* _Chart and figure data_

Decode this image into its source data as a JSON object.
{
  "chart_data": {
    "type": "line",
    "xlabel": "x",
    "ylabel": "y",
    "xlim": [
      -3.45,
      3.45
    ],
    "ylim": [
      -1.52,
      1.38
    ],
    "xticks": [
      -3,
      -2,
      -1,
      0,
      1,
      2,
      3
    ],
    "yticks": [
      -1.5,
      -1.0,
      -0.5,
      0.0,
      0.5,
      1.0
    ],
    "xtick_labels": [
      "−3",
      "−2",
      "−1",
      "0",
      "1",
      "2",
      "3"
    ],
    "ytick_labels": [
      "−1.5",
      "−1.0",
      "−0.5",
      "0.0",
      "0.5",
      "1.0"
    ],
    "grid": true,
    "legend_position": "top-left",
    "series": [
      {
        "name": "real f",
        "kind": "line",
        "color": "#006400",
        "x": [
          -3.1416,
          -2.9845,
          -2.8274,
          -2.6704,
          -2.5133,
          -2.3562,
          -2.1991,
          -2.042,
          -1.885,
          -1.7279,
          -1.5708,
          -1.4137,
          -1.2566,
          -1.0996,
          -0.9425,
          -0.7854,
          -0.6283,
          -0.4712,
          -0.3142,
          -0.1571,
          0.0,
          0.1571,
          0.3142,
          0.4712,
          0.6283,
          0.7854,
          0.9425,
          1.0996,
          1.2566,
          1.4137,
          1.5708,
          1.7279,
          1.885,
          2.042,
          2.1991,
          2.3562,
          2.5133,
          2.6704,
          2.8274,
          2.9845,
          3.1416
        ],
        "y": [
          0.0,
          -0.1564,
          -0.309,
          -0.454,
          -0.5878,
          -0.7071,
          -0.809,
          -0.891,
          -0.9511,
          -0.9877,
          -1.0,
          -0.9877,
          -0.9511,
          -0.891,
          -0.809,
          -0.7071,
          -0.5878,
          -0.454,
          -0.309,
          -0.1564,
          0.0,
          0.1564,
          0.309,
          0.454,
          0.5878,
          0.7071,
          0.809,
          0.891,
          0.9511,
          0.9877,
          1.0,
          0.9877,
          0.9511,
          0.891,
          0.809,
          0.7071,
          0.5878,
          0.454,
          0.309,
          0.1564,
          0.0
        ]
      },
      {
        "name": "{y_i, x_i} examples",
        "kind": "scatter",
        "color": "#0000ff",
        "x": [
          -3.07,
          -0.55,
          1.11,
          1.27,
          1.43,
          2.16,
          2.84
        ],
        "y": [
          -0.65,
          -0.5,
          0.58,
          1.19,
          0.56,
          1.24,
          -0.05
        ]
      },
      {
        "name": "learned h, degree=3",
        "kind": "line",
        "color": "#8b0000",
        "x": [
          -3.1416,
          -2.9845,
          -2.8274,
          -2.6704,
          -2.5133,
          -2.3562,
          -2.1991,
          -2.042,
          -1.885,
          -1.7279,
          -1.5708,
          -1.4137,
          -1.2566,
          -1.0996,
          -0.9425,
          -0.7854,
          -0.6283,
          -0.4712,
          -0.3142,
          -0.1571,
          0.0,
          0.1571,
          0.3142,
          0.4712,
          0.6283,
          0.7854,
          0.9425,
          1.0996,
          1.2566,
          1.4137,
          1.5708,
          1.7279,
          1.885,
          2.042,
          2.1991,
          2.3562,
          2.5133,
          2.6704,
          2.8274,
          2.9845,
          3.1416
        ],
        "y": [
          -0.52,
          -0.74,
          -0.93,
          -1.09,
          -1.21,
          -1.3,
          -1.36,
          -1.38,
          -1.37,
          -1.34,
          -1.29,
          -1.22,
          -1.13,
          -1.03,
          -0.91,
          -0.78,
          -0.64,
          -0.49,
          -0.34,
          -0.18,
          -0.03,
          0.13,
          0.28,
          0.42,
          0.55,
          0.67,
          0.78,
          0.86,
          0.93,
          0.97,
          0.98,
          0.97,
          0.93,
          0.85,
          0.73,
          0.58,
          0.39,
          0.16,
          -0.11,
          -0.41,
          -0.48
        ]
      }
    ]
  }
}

* _REQUIREMENT_
Give the data again, exactly as it stands.

* _TASK OUTPUT_
Decode this image into its source data as a JSON object.
{
  "chart_data": {
    "type": "line",
    "xlabel": "x",
    "ylabel": "y",
    "xlim": [
      -3.45,
      3.45
    ],
    "ylim": [
      -1.52,
      1.38
    ],
    "xticks": [
      -3,
      -2,
      -1,
      0,
      1,
      2,
      3
    ],
    "yticks": [
      -1.5,
      -1.0,
      -0.5,
      0.0,
      0.5,
      1.0
    ],
    "xtick_labels": [
      "−3",
      "−2",
      "−1",
      "0",
      "1",
      "2",
      "3"
    ],
    "ytick_labels": [
      "−1.5",
      "−1.0",
      "−0.5",
      "0.0",
      "0.5",
      "1.0"
    ],
    "grid": true,
    "legend_position": "top-left",
    "series": [
      {
        "name": "real f",
        "kind": "line",
        "color": "#006400",
        "x": [
          -3.1416,
          -2.9845,
          -2.8274,
          -2.6704,
          -2.5133,
          -2.3562,
          -2.1991,
          -2.042,
          -1.885,
          -1.7279,
          -1.5708,
          -1.4137,
          -1.2566,
          -1.0996,
          -0.9425,
          -0.7854,
          -0.6283,
          -0.4712,
          -0.3142,
          -0.1571,
          0.0,
          0.1571,
          0.3142,
          0.4712,
          0.6283,
          0.7854,
          0.9425,
          1.0996,
          1.2566,
          1.4137,
          1.5708,
          1.7279,
          1.885,
          2.042,
          2.1991,
          2.3562,
          2.5133,
          2.6704,
          2.8274,
          2.9845,
          3.1416
        ],
        "y": [
          0.0,
          -0.1564,
          -0.309,
          -0.454,
          -0.5878,
          -0.7071,
          -0.809,
          -0.891,
          -0.9511,
          -0.9877,
          -1.0,
          -0.9877,
          -0.9511,
          -0.891,
          -0.809,
          -0.7071,
          -0.5878,
          -0.454,
          -0.309,
          -0.1564,
          0.0,
          0.1564,
          0.309,
          0.454,
          0.5878,
          0.7071,
          0.809,
          0.891,
          0.9511,
          0.9877,
          1.0,
          0.9877,
          0.9511,
          0.891,
          0.809,
          0.7071,
          0.5878,
          0.454,
          0.309,
          0.1564,
          0.0
        ]
      },
      {
        "name": "{y_i, x_i} examples",
        "kind": "scatter",
        "color": "#0000ff",
        "x": [
          -3.07,
          -0.55,
          1.11,
          1.27,
          1.43,
          2.16,
          2.84
        ],
        "y": [
          -0.65,
          -0.5,
          0.58,
          1.19,
          0.56,
          1.24,
          -0.05
        ]
      },
      {
        "name": "learned h, degree=3",
        "kind": "line",
        "color": "#8b0000",
        "x": [
          -3.1416,
          -2.9845,
          -2.8274,
          -2.6704,
          -2.5133,
          -2.3562,
          -2.1991,
          -2.042,
          -1.885,
          -1.7279,
          -1.5708,
          -1.4137,
          -1.2566,
          -1.0996,
          -0.9425,
          -0.7854,
          -0.6283,
          -0.4712,
          -0.3142,
          -0.1571,
          0.0,
          0.1571,
          0.3142,
          0.4712,
          0.6283,
          0.7854,
          0.9425,
          1.0996,
          1.2566,
          1.4137,
          1.5708,
          1.7279,
          1.885,
          2.042,
          2.1991,
          2.3562,
          2.5133,
          2.6704,
          2.8274,
          2.9845,
          3.1416
        ],
        "y": [
          -0.52,
          -0.74,
          -0.93,
          -1.09,
          -1.21,
          -1.3,
          -1.36,
          -1.38,
          -1.37,
          -1.34,
          -1.29,
          -1.22,
          -1.13,
          -1.03,
          -0.91,
          -0.78,
          -0.64,
          -0.49,
          -0.34,
          -0.18,
          -0.03,
          0.13,
          0.28,
          0.42,
          0.55,
          0.67,
          0.78,
          0.86,
          0.93,
          0.97,
          0.98,
          0.97,
          0.93,
          0.85,
          0.73,
          0.58,
          0.39,
          0.16,
          -0.11,
          -0.41,
          -0.48
        ]
      }
    ]
  }
}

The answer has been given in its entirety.